-- BEGIN --

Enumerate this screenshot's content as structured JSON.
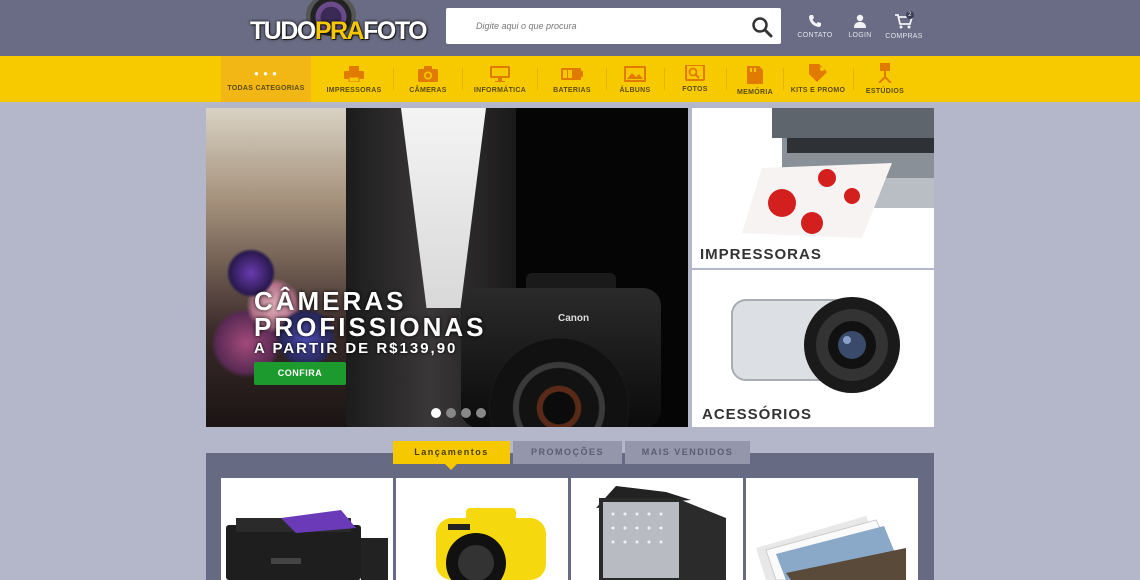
{
  "header": {
    "logo": {
      "part1": "TUDO",
      "part2": "PRA",
      "part3": "FOTO"
    },
    "search": {
      "placeholder": "Digite aqui o que procura",
      "value": ""
    },
    "links": [
      {
        "label": "CONTATO",
        "icon": "phone-icon"
      },
      {
        "label": "LOGIN",
        "icon": "user-icon"
      },
      {
        "label": "COMPRAS",
        "icon": "cart-icon",
        "badge": "2"
      }
    ]
  },
  "categories": [
    {
      "label": "TODAS CATEGORIAS",
      "icon": "dots-icon",
      "active": true
    },
    {
      "label": "IMPRESSORAS",
      "icon": "printer-icon"
    },
    {
      "label": "CÂMERAS",
      "icon": "camera-icon"
    },
    {
      "label": "INFORMÁTICA",
      "icon": "monitor-icon"
    },
    {
      "label": "BATERIAS",
      "icon": "battery-icon"
    },
    {
      "label": "ÁLBUNS",
      "icon": "album-icon"
    },
    {
      "label": "FOTOS",
      "icon": "photos-icon"
    },
    {
      "label": "MEMÓRIA",
      "icon": "memory-card-icon"
    },
    {
      "label": "KITS E PROMO",
      "icon": "tag-icon"
    },
    {
      "label": "ESTÚDIOS",
      "icon": "studio-light-icon"
    }
  ],
  "hero": {
    "title_line1": "CÂMERAS",
    "title_line2": "PROFISSIONAS",
    "subtitle": "A PARTIR DE R$139,90",
    "button": "CONFIRA",
    "camera_brand": "Canon",
    "slides": 4,
    "active_slide": 1
  },
  "side_banners": [
    {
      "label": "IMPRESSORAS"
    },
    {
      "label": "ACESSÓRIOS"
    }
  ],
  "tabs": [
    {
      "label": "Lançamentos",
      "active": true
    },
    {
      "label": "PROMOÇÕES",
      "active": false
    },
    {
      "label": "MAIS VENDIDOS",
      "active": false
    }
  ],
  "products": [
    {
      "name": "printer-product"
    },
    {
      "name": "camera-product"
    },
    {
      "name": "studio-light-product"
    },
    {
      "name": "photo-prints-product"
    }
  ],
  "colors": {
    "header_bg": "#696c84",
    "nav_bg": "#f7ca00",
    "page_bg": "#b4b7c9",
    "cta_green": "#1d9a2e"
  }
}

-- END --

Using the records above, retype everything exactly except the pictures.

Enumerate this screenshot's content as structured JSON.
{
  "header": {
    "logo": {
      "part1": "TUDO",
      "part2": "PRA",
      "part3": "FOTO"
    },
    "search": {
      "placeholder": "Digite aqui o que procura",
      "value": ""
    },
    "links": [
      {
        "label": "CONTATO",
        "icon": "phone-icon"
      },
      {
        "label": "LOGIN",
        "icon": "user-icon"
      },
      {
        "label": "COMPRAS",
        "icon": "cart-icon",
        "badge": "2"
      }
    ]
  },
  "categories": [
    {
      "label": "TODAS CATEGORIAS",
      "icon": "dots-icon",
      "active": true
    },
    {
      "label": "IMPRESSORAS",
      "icon": "printer-icon"
    },
    {
      "label": "CÂMERAS",
      "icon": "camera-icon"
    },
    {
      "label": "INFORMÁTICA",
      "icon": "monitor-icon"
    },
    {
      "label": "BATERIAS",
      "icon": "battery-icon"
    },
    {
      "label": "ÁLBUNS",
      "icon": "album-icon"
    },
    {
      "label": "FOTOS",
      "icon": "photos-icon"
    },
    {
      "label": "MEMÓRIA",
      "icon": "memory-card-icon"
    },
    {
      "label": "KITS E PROMO",
      "icon": "tag-icon"
    },
    {
      "label": "ESTÚDIOS",
      "icon": "studio-light-icon"
    }
  ],
  "hero": {
    "title_line1": "CÂMERAS",
    "title_line2": "PROFISSIONAS",
    "subtitle": "A PARTIR DE R$139,90",
    "button": "CONFIRA",
    "camera_brand": "Canon",
    "slides": 4,
    "active_slide": 1
  },
  "side_banners": [
    {
      "label": "IMPRESSORAS"
    },
    {
      "label": "ACESSÓRIOS"
    }
  ],
  "tabs": [
    {
      "label": "Lançamentos",
      "active": true
    },
    {
      "label": "PROMOÇÕES",
      "active": false
    },
    {
      "label": "MAIS VENDIDOS",
      "active": false
    }
  ],
  "products": [
    {
      "name": "printer-product"
    },
    {
      "name": "camera-product"
    },
    {
      "name": "studio-light-product"
    },
    {
      "name": "photo-prints-product"
    }
  ],
  "colors": {
    "header_bg": "#696c84",
    "nav_bg": "#f7ca00",
    "page_bg": "#b4b7c9",
    "cta_green": "#1d9a2e"
  }
}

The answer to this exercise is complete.